EXTRACT PROVIDED below:

Later, Shari's parents arrange a bridegroom for her which saddens Sarath which leads to comical situations. It ends up with the three of them being caught by the police, though released later. Varkey is again scolded by the drunken man, and Sarath asks him why he is scolded. Varkey reveals that the drunken man was the one who liked Varkey's daughter a lot, and wanted to marry her. But Varkey objected, due to the guy being from a different religion. He also marries the girl off to a suitable family. But the girl got killed few days later, thus saddening both Varkey and the man.

End of EXTRACT PROVIDED.
SUPPLIED MATERIAL below:

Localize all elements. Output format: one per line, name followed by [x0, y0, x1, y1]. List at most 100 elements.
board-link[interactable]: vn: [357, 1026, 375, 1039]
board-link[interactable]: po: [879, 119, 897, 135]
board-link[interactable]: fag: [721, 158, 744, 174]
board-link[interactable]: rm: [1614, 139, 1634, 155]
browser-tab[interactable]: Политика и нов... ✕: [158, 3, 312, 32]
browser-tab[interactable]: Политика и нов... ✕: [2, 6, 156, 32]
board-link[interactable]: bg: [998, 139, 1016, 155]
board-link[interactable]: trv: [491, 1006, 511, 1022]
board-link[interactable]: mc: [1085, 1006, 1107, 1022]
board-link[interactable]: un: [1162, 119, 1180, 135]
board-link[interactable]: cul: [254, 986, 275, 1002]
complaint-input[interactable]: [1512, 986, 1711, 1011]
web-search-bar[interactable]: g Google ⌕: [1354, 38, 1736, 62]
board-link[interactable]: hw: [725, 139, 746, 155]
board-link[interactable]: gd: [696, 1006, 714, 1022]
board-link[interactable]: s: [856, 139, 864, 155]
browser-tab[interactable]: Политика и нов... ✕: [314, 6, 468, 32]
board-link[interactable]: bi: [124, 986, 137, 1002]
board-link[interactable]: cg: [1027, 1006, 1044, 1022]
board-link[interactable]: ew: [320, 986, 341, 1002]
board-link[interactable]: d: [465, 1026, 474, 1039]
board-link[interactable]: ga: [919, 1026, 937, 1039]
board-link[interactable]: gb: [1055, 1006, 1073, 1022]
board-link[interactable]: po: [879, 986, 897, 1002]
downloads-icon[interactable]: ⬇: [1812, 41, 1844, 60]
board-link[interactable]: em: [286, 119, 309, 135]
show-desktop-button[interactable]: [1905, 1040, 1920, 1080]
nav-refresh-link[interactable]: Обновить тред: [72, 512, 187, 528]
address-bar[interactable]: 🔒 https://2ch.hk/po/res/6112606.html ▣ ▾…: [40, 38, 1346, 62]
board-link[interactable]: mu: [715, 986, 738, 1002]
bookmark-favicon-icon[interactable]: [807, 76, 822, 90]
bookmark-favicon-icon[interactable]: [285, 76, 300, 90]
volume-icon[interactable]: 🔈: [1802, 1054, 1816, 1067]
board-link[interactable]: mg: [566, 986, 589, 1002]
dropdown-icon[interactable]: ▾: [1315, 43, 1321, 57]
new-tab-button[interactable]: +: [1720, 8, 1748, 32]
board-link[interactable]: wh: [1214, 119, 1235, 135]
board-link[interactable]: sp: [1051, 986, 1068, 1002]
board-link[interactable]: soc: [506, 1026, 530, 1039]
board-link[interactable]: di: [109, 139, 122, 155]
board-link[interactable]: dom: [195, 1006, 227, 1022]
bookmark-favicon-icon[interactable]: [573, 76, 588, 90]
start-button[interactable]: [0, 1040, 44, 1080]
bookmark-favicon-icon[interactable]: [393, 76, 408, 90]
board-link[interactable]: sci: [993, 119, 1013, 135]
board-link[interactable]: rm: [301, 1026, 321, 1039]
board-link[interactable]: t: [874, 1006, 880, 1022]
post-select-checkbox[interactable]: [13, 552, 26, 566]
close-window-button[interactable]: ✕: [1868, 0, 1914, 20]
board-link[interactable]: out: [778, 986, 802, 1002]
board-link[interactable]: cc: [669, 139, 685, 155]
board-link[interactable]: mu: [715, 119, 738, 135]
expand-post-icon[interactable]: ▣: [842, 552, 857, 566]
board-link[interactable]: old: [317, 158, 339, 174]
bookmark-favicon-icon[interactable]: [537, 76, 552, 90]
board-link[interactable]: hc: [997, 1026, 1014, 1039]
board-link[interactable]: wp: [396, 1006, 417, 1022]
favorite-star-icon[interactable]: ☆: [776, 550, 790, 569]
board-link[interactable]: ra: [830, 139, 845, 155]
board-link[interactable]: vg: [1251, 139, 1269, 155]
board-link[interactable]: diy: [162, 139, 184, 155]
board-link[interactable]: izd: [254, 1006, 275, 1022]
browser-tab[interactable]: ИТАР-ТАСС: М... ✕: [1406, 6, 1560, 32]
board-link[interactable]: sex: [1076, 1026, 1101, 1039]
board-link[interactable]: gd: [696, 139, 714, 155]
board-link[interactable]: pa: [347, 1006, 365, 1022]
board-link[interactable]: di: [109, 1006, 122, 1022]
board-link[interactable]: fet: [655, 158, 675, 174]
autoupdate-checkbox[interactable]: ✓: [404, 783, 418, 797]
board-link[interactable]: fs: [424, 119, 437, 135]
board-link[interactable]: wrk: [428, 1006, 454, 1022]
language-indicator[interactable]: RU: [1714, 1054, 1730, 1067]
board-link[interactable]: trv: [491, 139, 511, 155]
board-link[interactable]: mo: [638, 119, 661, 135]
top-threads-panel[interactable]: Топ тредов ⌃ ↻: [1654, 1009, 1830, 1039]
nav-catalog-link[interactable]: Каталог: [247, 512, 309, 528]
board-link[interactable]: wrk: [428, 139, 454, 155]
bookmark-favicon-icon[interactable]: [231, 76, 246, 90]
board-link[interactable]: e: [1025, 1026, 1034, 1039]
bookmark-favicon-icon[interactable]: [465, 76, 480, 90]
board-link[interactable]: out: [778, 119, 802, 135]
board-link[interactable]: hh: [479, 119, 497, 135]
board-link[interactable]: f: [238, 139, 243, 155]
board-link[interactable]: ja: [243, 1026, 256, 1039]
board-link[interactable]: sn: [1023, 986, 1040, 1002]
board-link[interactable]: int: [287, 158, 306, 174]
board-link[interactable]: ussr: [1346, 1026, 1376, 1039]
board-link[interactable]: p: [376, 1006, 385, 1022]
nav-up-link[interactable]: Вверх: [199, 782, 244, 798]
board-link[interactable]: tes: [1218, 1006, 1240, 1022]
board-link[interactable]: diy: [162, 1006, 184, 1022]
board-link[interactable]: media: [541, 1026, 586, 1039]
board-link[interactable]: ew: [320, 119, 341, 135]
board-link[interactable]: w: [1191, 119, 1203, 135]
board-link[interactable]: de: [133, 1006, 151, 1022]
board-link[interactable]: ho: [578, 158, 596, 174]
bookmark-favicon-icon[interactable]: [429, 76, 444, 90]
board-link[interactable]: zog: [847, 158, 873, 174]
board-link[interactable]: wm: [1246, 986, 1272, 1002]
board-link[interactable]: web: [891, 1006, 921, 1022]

End of SUPPLIED MATERIAL.

== WORK INSTRUCTIONS ==
A) Please print the plot summary from "Later, Shari's parents" to "and the man.".
B) According to the plot summary, why did Varkey object to the drunken man marrying his daughter?

== TASK-BY-TASK ANSWERS ==
A)
Later, Shari's parents arrange a bridegroom for her which saddens Sarath which leads to comical situations. It ends up with the three of them being caught by the police, though released later. Varkey is again scolded by the drunken man, and Sarath asks him why he is scolded. Varkey reveals that the drunken man was the one who liked Varkey's daughter a lot, and wanted to marry her. But Varkey objected, due to the guy being from a different religion. He also marries the girl off to a suitable family. But the girl got killed few days later, thus saddening both Varkey and the man.

B) The man was from a different religion.